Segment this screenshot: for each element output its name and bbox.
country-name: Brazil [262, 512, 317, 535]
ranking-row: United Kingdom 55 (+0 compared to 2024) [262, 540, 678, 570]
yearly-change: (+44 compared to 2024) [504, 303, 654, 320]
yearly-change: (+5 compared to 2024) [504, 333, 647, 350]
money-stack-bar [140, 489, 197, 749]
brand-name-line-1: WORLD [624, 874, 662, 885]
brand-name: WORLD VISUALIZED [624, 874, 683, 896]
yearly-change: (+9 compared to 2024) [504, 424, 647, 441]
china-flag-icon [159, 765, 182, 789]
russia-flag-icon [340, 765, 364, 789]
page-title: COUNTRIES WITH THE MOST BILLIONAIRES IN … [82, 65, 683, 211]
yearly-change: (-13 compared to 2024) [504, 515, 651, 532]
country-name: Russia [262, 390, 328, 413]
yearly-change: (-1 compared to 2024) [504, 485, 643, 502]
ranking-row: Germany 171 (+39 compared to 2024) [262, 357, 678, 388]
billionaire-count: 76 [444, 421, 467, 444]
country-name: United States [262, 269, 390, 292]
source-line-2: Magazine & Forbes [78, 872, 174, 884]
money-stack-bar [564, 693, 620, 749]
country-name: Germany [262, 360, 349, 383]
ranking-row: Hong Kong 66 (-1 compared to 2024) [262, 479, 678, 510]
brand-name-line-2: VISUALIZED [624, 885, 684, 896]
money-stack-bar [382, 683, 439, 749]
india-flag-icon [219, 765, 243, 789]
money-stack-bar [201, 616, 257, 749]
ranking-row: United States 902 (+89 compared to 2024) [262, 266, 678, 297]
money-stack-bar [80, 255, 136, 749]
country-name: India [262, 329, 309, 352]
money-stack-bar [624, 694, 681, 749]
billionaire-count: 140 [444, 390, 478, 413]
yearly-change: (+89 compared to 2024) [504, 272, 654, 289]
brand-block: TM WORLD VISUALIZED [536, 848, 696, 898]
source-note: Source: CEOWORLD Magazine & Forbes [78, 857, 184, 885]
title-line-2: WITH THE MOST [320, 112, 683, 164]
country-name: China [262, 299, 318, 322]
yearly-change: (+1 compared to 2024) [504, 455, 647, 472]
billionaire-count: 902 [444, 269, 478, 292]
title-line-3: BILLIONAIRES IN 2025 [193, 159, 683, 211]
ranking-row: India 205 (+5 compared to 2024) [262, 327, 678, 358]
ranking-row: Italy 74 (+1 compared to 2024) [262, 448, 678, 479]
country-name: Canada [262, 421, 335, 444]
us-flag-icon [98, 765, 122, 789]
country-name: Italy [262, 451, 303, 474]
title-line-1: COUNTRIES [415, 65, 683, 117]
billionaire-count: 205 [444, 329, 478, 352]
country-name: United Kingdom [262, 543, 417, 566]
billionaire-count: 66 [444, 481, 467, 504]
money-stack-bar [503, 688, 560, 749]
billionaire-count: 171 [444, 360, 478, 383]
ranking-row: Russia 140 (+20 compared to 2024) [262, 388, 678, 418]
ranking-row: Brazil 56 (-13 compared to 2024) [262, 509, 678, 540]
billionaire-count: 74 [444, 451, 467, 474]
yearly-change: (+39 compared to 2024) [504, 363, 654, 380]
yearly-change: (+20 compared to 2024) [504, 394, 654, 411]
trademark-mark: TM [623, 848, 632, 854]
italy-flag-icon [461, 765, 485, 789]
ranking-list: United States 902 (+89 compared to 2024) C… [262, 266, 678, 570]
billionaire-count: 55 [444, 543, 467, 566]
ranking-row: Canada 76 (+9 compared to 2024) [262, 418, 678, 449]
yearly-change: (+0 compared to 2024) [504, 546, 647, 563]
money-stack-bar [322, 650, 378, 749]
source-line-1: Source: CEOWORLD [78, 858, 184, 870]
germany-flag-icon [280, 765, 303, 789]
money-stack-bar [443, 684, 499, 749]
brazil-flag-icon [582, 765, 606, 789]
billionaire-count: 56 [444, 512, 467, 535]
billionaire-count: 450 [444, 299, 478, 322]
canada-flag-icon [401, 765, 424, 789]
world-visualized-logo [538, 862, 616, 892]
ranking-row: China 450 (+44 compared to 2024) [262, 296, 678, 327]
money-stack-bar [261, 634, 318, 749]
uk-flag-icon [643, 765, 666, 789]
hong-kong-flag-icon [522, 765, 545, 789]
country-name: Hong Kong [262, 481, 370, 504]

○ ○ ○

Task brief -> Write out every line above again, word for word, with nothing changed.

The output ->
Segment this screenshot: for each element output its name and bbox.
country-name: Brazil [262, 512, 317, 535]
ranking-row: United Kingdom 55 (+0 compared to 2024) [262, 540, 678, 570]
yearly-change: (+44 compared to 2024) [504, 303, 654, 320]
yearly-change: (+5 compared to 2024) [504, 333, 647, 350]
money-stack-bar [140, 489, 197, 749]
brand-name-line-1: WORLD [624, 874, 662, 885]
brand-name: WORLD VISUALIZED [624, 874, 683, 896]
yearly-change: (+9 compared to 2024) [504, 424, 647, 441]
china-flag-icon [159, 765, 182, 789]
russia-flag-icon [340, 765, 364, 789]
page-title: COUNTRIES WITH THE MOST BILLIONAIRES IN … [82, 65, 683, 211]
yearly-change: (-13 compared to 2024) [504, 515, 651, 532]
country-name: Russia [262, 390, 328, 413]
yearly-change: (-1 compared to 2024) [504, 485, 643, 502]
ranking-row: Germany 171 (+39 compared to 2024) [262, 357, 678, 388]
billionaire-count: 76 [444, 421, 467, 444]
country-name: United States [262, 269, 390, 292]
source-line-2: Magazine & Forbes [78, 872, 174, 884]
money-stack-bar [564, 693, 620, 749]
country-name: Germany [262, 360, 349, 383]
ranking-row: Hong Kong 66 (-1 compared to 2024) [262, 479, 678, 510]
brand-name-line-2: VISUALIZED [624, 885, 684, 896]
money-stack-bar [382, 683, 439, 749]
india-flag-icon [219, 765, 243, 789]
money-stack-bar [201, 616, 257, 749]
ranking-row: United States 902 (+89 compared to 2024) [262, 266, 678, 297]
money-stack-bar [80, 255, 136, 749]
country-name: India [262, 329, 309, 352]
money-stack-bar [624, 694, 681, 749]
billionaire-count: 140 [444, 390, 478, 413]
yearly-change: (+89 compared to 2024) [504, 272, 654, 289]
brand-block: TM WORLD VISUALIZED [536, 848, 696, 898]
source-note: Source: CEOWORLD Magazine & Forbes [78, 857, 184, 885]
title-line-2: WITH THE MOST [320, 112, 683, 164]
country-name: China [262, 299, 318, 322]
yearly-change: (+1 compared to 2024) [504, 455, 647, 472]
billionaire-count: 902 [444, 269, 478, 292]
title-line-3: BILLIONAIRES IN 2025 [193, 159, 683, 211]
ranking-row: India 205 (+5 compared to 2024) [262, 327, 678, 358]
ranking-row: Italy 74 (+1 compared to 2024) [262, 448, 678, 479]
country-name: Canada [262, 421, 335, 444]
us-flag-icon [98, 765, 122, 789]
country-name: Italy [262, 451, 303, 474]
title-line-1: COUNTRIES [415, 65, 683, 117]
billionaire-count: 205 [444, 329, 478, 352]
country-name: United Kingdom [262, 543, 417, 566]
billionaire-count: 66 [444, 481, 467, 504]
money-stack-bar [503, 688, 560, 749]
billionaire-count: 171 [444, 360, 478, 383]
ranking-row: Russia 140 (+20 compared to 2024) [262, 388, 678, 418]
ranking-row: Brazil 56 (-13 compared to 2024) [262, 509, 678, 540]
billionaire-count: 74 [444, 451, 467, 474]
yearly-change: (+39 compared to 2024) [504, 363, 654, 380]
yearly-change: (+20 compared to 2024) [504, 394, 654, 411]
trademark-mark: TM [623, 848, 632, 854]
italy-flag-icon [461, 765, 485, 789]
ranking-list: United States 902 (+89 compared to 2024) C… [262, 266, 678, 570]
billionaire-count: 55 [444, 543, 467, 566]
ranking-row: Canada 76 (+9 compared to 2024) [262, 418, 678, 449]
yearly-change: (+0 compared to 2024) [504, 546, 647, 563]
money-stack-bar [322, 650, 378, 749]
source-line-1: Source: CEOWORLD [78, 858, 184, 870]
germany-flag-icon [280, 765, 303, 789]
money-stack-bar [443, 684, 499, 749]
brazil-flag-icon [582, 765, 606, 789]
billionaire-count: 56 [444, 512, 467, 535]
billionaire-count: 450 [444, 299, 478, 322]
canada-flag-icon [401, 765, 424, 789]
world-visualized-logo [538, 862, 616, 892]
ranking-row: China 450 (+44 compared to 2024) [262, 296, 678, 327]
money-stack-bar [261, 634, 318, 749]
uk-flag-icon [643, 765, 666, 789]
hong-kong-flag-icon [522, 765, 545, 789]
country-name: Hong Kong [262, 481, 370, 504]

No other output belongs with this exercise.